───── EXERCISE DATA

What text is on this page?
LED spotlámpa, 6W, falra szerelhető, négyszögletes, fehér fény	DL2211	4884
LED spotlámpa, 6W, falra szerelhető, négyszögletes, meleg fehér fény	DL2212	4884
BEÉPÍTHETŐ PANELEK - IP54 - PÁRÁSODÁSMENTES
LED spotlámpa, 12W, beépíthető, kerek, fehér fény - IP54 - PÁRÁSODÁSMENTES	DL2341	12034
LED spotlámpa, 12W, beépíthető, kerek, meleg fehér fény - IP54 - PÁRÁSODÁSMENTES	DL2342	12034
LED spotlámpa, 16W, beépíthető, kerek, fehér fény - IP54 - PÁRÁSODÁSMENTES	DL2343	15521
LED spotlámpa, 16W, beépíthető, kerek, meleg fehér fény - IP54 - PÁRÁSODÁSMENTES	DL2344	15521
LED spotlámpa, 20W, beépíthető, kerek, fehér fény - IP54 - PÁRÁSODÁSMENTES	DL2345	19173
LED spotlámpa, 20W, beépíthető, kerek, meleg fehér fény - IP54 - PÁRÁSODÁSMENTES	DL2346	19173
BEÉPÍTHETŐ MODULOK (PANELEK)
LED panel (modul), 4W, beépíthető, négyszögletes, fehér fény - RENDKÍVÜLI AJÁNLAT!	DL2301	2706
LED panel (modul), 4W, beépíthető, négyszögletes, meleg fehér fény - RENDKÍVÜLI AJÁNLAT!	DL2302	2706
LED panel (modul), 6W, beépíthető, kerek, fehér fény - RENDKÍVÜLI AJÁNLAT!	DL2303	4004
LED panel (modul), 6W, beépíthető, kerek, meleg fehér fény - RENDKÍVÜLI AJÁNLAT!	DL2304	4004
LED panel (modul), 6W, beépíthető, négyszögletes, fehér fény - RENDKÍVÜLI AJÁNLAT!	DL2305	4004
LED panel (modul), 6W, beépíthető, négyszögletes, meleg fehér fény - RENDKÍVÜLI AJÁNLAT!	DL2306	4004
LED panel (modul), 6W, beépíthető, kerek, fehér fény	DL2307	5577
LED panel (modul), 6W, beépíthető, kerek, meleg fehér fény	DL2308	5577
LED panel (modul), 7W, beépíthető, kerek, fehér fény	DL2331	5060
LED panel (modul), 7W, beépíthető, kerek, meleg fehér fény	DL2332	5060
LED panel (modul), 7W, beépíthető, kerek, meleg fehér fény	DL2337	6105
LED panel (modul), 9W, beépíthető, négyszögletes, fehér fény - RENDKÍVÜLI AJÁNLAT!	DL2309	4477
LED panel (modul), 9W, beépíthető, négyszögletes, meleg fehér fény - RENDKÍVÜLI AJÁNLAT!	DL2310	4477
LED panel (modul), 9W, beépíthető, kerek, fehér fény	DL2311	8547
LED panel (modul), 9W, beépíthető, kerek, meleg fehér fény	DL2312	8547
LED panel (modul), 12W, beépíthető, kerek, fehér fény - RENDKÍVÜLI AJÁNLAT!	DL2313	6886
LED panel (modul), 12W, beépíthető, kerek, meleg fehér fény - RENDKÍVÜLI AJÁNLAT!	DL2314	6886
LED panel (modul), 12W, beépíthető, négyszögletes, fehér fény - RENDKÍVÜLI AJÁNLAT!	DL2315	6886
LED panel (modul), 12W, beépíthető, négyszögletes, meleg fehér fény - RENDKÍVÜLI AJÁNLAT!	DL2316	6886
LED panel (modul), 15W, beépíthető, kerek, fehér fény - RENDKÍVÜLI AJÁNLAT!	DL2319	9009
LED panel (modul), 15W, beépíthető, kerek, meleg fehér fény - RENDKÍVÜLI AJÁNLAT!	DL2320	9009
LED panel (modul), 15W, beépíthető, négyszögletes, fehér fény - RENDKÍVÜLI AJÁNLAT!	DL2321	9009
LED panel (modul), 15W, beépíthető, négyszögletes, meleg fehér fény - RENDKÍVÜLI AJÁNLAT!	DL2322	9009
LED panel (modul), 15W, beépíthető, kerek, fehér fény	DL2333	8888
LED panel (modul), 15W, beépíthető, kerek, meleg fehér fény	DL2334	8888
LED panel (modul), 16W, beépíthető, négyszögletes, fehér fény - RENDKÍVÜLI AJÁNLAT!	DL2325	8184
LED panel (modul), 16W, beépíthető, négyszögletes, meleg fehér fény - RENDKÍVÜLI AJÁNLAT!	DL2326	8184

──────────

## PROBLEM STATEMENT
Show every line from the entries above in which the word "PÁRÁSODÁSMENTES" appears.

## OUTPUT BELOW
BEÉPÍTHETŐ PANELEK - IP54 - PÁRÁSODÁSMENTES
LED spotlámpa, 12W, beépíthető, kerek, fehér fény - IP54 - PÁRÁSODÁSMENTES	DL2341	12034
LED spotlámpa, 12W, beépíthető, kerek, meleg fehér fény - IP54 - PÁRÁSODÁSMENTES	DL2342	12034
LED spotlámpa, 16W, beépíthető, kerek, fehér fény - IP54 - PÁRÁSODÁSMENTES	DL2343	15521
LED spotlámpa, 16W, beépíthető, kerek, meleg fehér fény - IP54 - PÁRÁSODÁSMENTES	DL2344	15521
LED spotlámpa, 20W, beépíthető, kerek, fehér fény - IP54 - PÁRÁSODÁSMENTES	DL2345	19173
LED spotlámpa, 20W, beépíthető, kerek, meleg fehér fény - IP54 - PÁRÁSODÁSMENTES	DL2346	19173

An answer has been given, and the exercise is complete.